* Request:
Copy the listing verbatim, excluding any images found in it.

* Raw records:
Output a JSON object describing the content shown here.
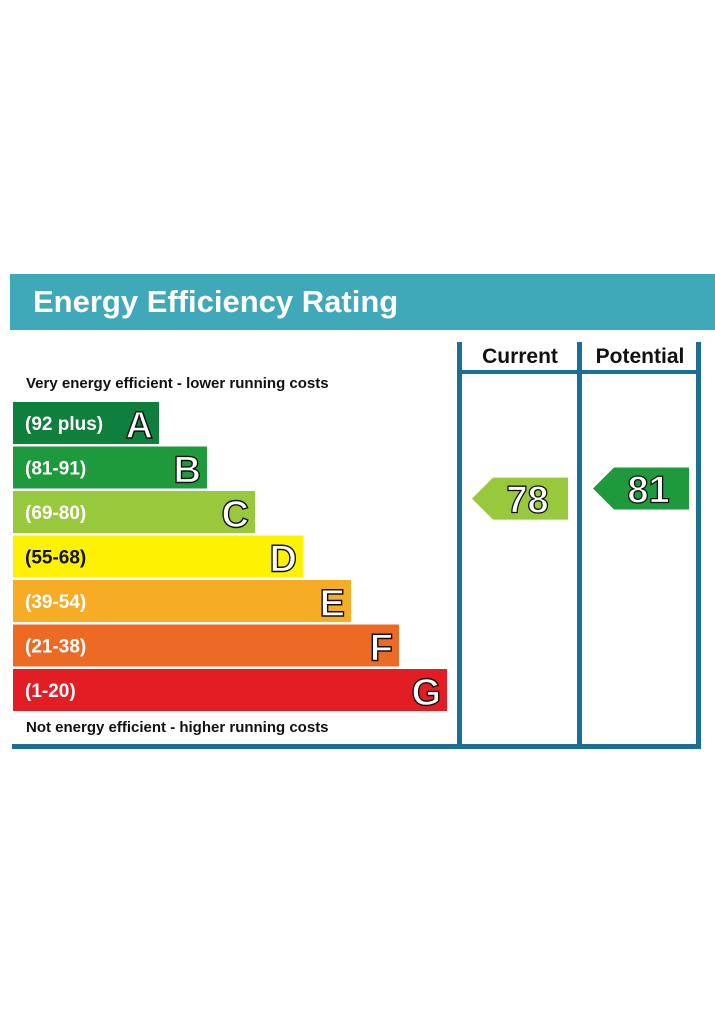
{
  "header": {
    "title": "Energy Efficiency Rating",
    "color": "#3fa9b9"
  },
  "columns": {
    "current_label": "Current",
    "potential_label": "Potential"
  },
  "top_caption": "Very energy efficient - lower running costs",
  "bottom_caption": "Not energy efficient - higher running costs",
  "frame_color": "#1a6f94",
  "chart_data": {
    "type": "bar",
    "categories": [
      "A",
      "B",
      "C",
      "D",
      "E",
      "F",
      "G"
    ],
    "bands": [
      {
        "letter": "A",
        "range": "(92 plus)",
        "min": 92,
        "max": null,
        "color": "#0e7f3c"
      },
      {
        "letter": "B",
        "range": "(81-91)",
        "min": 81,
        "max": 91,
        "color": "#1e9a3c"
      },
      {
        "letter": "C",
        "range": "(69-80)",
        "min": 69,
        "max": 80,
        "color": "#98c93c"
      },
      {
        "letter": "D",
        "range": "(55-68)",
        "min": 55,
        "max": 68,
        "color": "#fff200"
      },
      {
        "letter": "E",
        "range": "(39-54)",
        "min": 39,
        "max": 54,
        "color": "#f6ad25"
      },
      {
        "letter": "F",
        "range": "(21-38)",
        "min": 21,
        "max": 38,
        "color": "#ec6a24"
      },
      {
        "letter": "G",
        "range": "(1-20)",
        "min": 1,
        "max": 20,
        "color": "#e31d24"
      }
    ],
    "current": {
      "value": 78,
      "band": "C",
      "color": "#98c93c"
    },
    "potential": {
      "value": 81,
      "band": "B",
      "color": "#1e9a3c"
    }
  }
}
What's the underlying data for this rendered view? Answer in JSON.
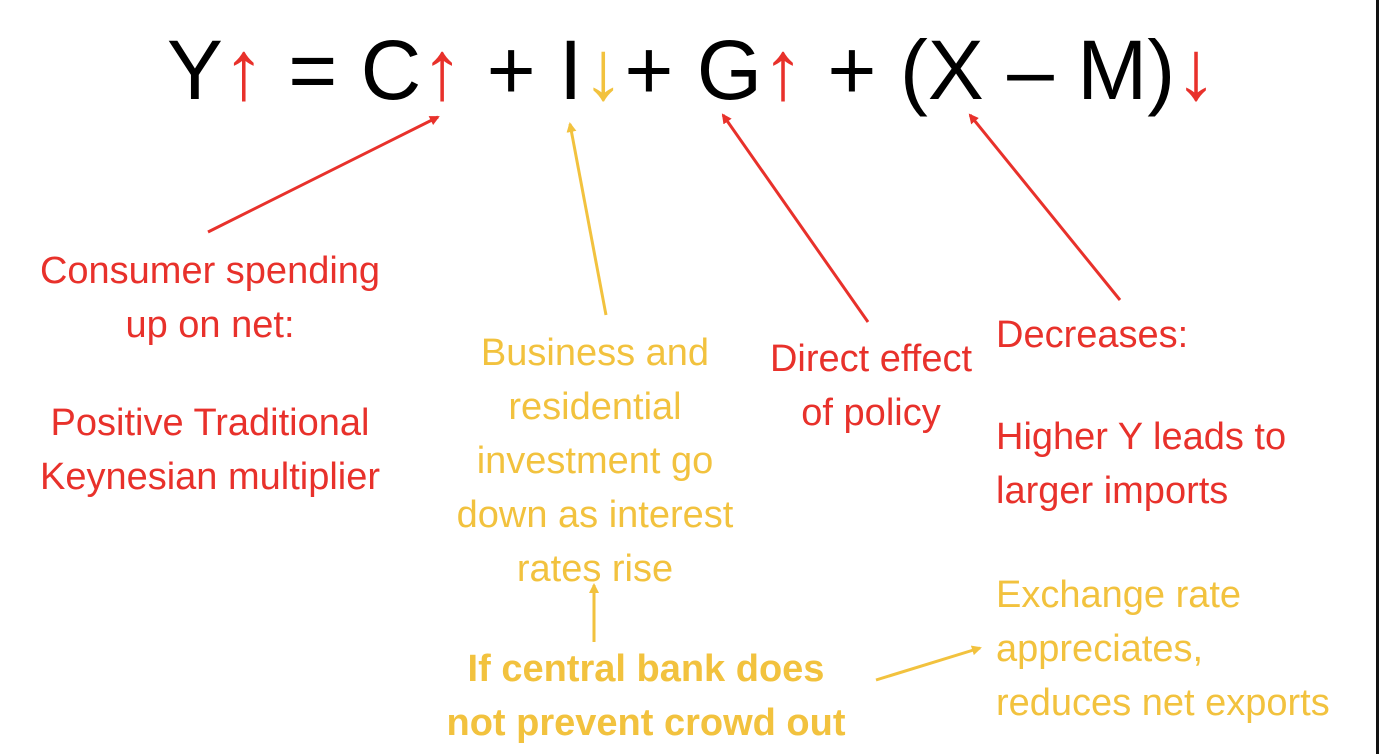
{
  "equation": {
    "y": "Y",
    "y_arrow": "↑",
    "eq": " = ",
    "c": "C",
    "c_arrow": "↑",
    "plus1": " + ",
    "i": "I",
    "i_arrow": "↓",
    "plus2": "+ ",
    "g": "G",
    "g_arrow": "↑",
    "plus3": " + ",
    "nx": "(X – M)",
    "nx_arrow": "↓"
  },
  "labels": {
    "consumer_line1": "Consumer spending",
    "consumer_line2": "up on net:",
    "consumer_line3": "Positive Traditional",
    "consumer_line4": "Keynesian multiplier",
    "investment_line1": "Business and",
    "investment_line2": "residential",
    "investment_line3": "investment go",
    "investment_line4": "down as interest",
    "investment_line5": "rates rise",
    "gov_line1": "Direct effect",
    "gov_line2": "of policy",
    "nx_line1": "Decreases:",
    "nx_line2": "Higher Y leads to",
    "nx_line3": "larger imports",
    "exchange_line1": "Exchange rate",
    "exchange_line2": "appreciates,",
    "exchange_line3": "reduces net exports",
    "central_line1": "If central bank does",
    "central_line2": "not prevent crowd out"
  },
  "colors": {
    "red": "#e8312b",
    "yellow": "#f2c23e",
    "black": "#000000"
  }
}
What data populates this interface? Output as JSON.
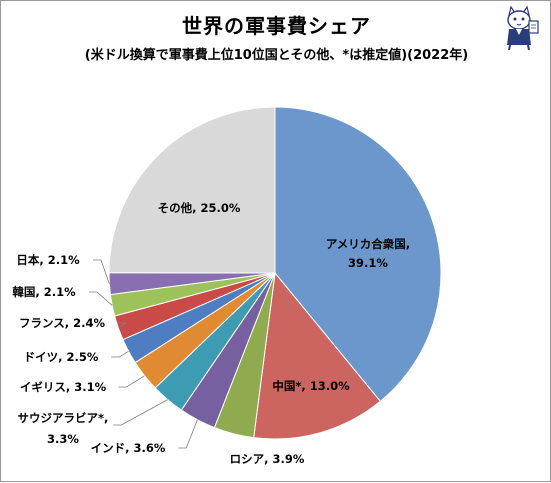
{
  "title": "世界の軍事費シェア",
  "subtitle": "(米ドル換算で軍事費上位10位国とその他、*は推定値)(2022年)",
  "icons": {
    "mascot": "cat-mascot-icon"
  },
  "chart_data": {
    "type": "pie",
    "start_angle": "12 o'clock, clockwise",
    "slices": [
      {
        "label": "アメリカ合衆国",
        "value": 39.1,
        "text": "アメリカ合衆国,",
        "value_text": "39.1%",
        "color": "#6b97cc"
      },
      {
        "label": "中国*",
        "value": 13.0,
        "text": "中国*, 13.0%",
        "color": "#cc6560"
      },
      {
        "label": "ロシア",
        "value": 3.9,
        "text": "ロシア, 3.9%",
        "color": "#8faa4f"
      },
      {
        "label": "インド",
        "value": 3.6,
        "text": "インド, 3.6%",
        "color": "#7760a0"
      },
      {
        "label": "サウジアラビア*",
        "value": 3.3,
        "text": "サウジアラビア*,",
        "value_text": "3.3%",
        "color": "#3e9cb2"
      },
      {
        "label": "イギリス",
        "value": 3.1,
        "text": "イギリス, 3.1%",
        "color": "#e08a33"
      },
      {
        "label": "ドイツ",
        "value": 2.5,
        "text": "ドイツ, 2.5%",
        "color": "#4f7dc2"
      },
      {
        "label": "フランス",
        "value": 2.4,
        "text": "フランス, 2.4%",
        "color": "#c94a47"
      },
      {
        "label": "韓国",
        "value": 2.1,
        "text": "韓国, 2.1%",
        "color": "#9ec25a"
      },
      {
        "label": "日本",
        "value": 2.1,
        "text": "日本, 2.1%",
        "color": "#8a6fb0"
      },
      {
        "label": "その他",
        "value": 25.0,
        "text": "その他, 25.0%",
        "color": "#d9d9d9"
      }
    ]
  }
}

* Exercise result:
Output a JSON object describing the content shown here.
{
  "header": {
    "title": "Energy Efficiency Rating",
    "color": "#3fa9b9"
  },
  "columns": {
    "current_label": "Current",
    "potential_label": "Potential"
  },
  "top_caption": "Very energy efficient - lower running costs",
  "bottom_caption": "Not energy efficient - higher running costs",
  "frame_color": "#1a6f94",
  "chart_data": {
    "type": "bar",
    "categories": [
      "A",
      "B",
      "C",
      "D",
      "E",
      "F",
      "G"
    ],
    "bands": [
      {
        "letter": "A",
        "range": "(92 plus)",
        "min": 92,
        "max": null,
        "color": "#0e7f3c"
      },
      {
        "letter": "B",
        "range": "(81-91)",
        "min": 81,
        "max": 91,
        "color": "#1e9a3c"
      },
      {
        "letter": "C",
        "range": "(69-80)",
        "min": 69,
        "max": 80,
        "color": "#98c93c"
      },
      {
        "letter": "D",
        "range": "(55-68)",
        "min": 55,
        "max": 68,
        "color": "#fff200"
      },
      {
        "letter": "E",
        "range": "(39-54)",
        "min": 39,
        "max": 54,
        "color": "#f6ad25"
      },
      {
        "letter": "F",
        "range": "(21-38)",
        "min": 21,
        "max": 38,
        "color": "#ec6a24"
      },
      {
        "letter": "G",
        "range": "(1-20)",
        "min": 1,
        "max": 20,
        "color": "#e31d24"
      }
    ],
    "current": {
      "value": 78,
      "band": "C",
      "color": "#98c93c"
    },
    "potential": {
      "value": 81,
      "band": "B",
      "color": "#1e9a3c"
    }
  }
}
What's the underlying data for this rendered view? Answer in JSON.
{
  "equation": {
    "y": "Y",
    "y_arrow": "↑",
    "eq": " = ",
    "c": "C",
    "c_arrow": "↑",
    "plus1": " + ",
    "i": "I",
    "i_arrow": "↓",
    "plus2": "+ ",
    "g": "G",
    "g_arrow": "↑",
    "plus3": " + ",
    "nx": "(X – M)",
    "nx_arrow": "↓"
  },
  "labels": {
    "consumer_line1": "Consumer spending",
    "consumer_line2": "up on net:",
    "consumer_line3": "Positive Traditional",
    "consumer_line4": "Keynesian multiplier",
    "investment_line1": "Business and",
    "investment_line2": "residential",
    "investment_line3": "investment go",
    "investment_line4": "down as interest",
    "investment_line5": "rates rise",
    "gov_line1": "Direct effect",
    "gov_line2": "of policy",
    "nx_line1": "Decreases:",
    "nx_line2": "Higher Y leads to",
    "nx_line3": "larger imports",
    "exchange_line1": "Exchange rate",
    "exchange_line2": "appreciates,",
    "exchange_line3": "reduces net exports",
    "central_line1": "If central bank does",
    "central_line2": "not prevent crowd out"
  },
  "colors": {
    "red": "#e8312b",
    "yellow": "#f2c23e",
    "black": "#000000"
  }
}
What data populates this interface? Output as JSON.
{
  "title": "世界の軍事費シェア",
  "subtitle": "(米ドル換算で軍事費上位10位国とその他、*は推定値)(2022年)",
  "icons": {
    "mascot": "cat-mascot-icon"
  },
  "chart_data": {
    "type": "pie",
    "start_angle": "12 o'clock, clockwise",
    "slices": [
      {
        "label": "アメリカ合衆国",
        "value": 39.1,
        "text": "アメリカ合衆国,",
        "value_text": "39.1%",
        "color": "#6b97cc"
      },
      {
        "label": "中国*",
        "value": 13.0,
        "text": "中国*, 13.0%",
        "color": "#cc6560"
      },
      {
        "label": "ロシア",
        "value": 3.9,
        "text": "ロシア, 3.9%",
        "color": "#8faa4f"
      },
      {
        "label": "インド",
        "value": 3.6,
        "text": "インド, 3.6%",
        "color": "#7760a0"
      },
      {
        "label": "サウジアラビア*",
        "value": 3.3,
        "text": "サウジアラビア*,",
        "value_text": "3.3%",
        "color": "#3e9cb2"
      },
      {
        "label": "イギリス",
        "value": 3.1,
        "text": "イギリス, 3.1%",
        "color": "#e08a33"
      },
      {
        "label": "ドイツ",
        "value": 2.5,
        "text": "ドイツ, 2.5%",
        "color": "#4f7dc2"
      },
      {
        "label": "フランス",
        "value": 2.4,
        "text": "フランス, 2.4%",
        "color": "#c94a47"
      },
      {
        "label": "韓国",
        "value": 2.1,
        "text": "韓国, 2.1%",
        "color": "#9ec25a"
      },
      {
        "label": "日本",
        "value": 2.1,
        "text": "日本, 2.1%",
        "color": "#8a6fb0"
      },
      {
        "label": "その他",
        "value": 25.0,
        "text": "その他, 25.0%",
        "color": "#d9d9d9"
      }
    ]
  }
}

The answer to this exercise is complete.